[Rows from a dataset]
::::::::

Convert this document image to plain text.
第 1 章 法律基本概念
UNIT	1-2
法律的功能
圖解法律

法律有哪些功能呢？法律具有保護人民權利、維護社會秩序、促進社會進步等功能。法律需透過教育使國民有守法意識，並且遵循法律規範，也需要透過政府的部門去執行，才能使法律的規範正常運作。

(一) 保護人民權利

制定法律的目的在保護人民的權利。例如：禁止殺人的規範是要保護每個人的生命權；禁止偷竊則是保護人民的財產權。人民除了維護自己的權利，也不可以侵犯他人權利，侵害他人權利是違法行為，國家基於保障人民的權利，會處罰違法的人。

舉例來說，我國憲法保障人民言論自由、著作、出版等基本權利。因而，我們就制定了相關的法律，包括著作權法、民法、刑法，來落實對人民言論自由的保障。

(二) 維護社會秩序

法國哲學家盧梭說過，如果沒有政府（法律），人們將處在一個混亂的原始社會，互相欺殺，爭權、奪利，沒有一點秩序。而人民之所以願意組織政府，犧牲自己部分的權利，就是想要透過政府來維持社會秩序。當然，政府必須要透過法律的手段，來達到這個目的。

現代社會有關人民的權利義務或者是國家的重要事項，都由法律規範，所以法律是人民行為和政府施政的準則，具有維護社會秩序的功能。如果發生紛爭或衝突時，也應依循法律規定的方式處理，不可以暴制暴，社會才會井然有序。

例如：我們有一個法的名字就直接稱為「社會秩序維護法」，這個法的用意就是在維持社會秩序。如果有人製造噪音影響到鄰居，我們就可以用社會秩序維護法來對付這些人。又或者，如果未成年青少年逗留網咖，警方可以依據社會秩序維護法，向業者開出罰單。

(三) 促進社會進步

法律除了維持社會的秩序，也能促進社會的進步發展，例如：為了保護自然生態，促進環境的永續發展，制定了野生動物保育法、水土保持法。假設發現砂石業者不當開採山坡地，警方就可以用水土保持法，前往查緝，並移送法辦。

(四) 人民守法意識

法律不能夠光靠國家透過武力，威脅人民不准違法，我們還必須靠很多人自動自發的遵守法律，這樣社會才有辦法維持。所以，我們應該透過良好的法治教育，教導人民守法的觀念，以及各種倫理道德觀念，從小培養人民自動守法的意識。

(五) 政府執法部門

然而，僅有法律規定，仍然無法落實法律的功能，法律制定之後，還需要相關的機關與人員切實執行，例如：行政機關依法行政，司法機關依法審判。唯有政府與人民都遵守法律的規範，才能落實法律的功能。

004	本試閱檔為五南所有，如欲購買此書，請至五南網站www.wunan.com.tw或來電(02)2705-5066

::::::::

**What is required:** Working from the material above, retype it in its entirety without change.

**Right answer:**
Convert this document image to plain text.
第 1 章 法律基本概念
UNIT	1-2
法律的功能
圖解法律

法律有哪些功能呢？法律具有保護人民權利、維護社會秩序、促進社會進步等功能。法律需透過教育使國民有守法意識，並且遵循法律規範，也需要透過政府的部門去執行，才能使法律的規範正常運作。

(一) 保護人民權利

制定法律的目的在保護人民的權利。例如：禁止殺人的規範是要保護每個人的生命權；禁止偷竊則是保護人民的財產權。人民除了維護自己的權利，也不可以侵犯他人權利，侵害他人權利是違法行為，國家基於保障人民的權利，會處罰違法的人。

舉例來說，我國憲法保障人民言論自由、著作、出版等基本權利。因而，我們就制定了相關的法律，包括著作權法、民法、刑法，來落實對人民言論自由的保障。

(二) 維護社會秩序

法國哲學家盧梭說過，如果沒有政府（法律），人們將處在一個混亂的原始社會，互相欺殺，爭權、奪利，沒有一點秩序。而人民之所以願意組織政府，犧牲自己部分的權利，就是想要透過政府來維持社會秩序。當然，政府必須要透過法律的手段，來達到這個目的。

現代社會有關人民的權利義務或者是國家的重要事項，都由法律規範，所以法律是人民行為和政府施政的準則，具有維護社會秩序的功能。如果發生紛爭或衝突時，也應依循法律規定的方式處理，不可以暴制暴，社會才會井然有序。

例如：我們有一個法的名字就直接稱為「社會秩序維護法」，這個法的用意就是在維持社會秩序。如果有人製造噪音影響到鄰居，我們就可以用社會秩序維護法來對付這些人。又或者，如果未成年青少年逗留網咖，警方可以依據社會秩序維護法，向業者開出罰單。

(三) 促進社會進步

法律除了維持社會的秩序，也能促進社會的進步發展，例如：為了保護自然生態，促進環境的永續發展，制定了野生動物保育法、水土保持法。假設發現砂石業者不當開採山坡地，警方就可以用水土保持法，前往查緝，並移送法辦。

(四) 人民守法意識

法律不能夠光靠國家透過武力，威脅人民不准違法，我們還必須靠很多人自動自發的遵守法律，這樣社會才有辦法維持。所以，我們應該透過良好的法治教育，教導人民守法的觀念，以及各種倫理道德觀念，從小培養人民自動守法的意識。

(五) 政府執法部門

然而，僅有法律規定，仍然無法落實法律的功能，法律制定之後，還需要相關的機關與人員切實執行，例如：行政機關依法行政，司法機關依法審判。唯有政府與人民都遵守法律的規範，才能落實法律的功能。

004	本試閱檔為五南所有，如欲購買此書，請至五南網站www.wunan.com.tw或來電(02)2705-5066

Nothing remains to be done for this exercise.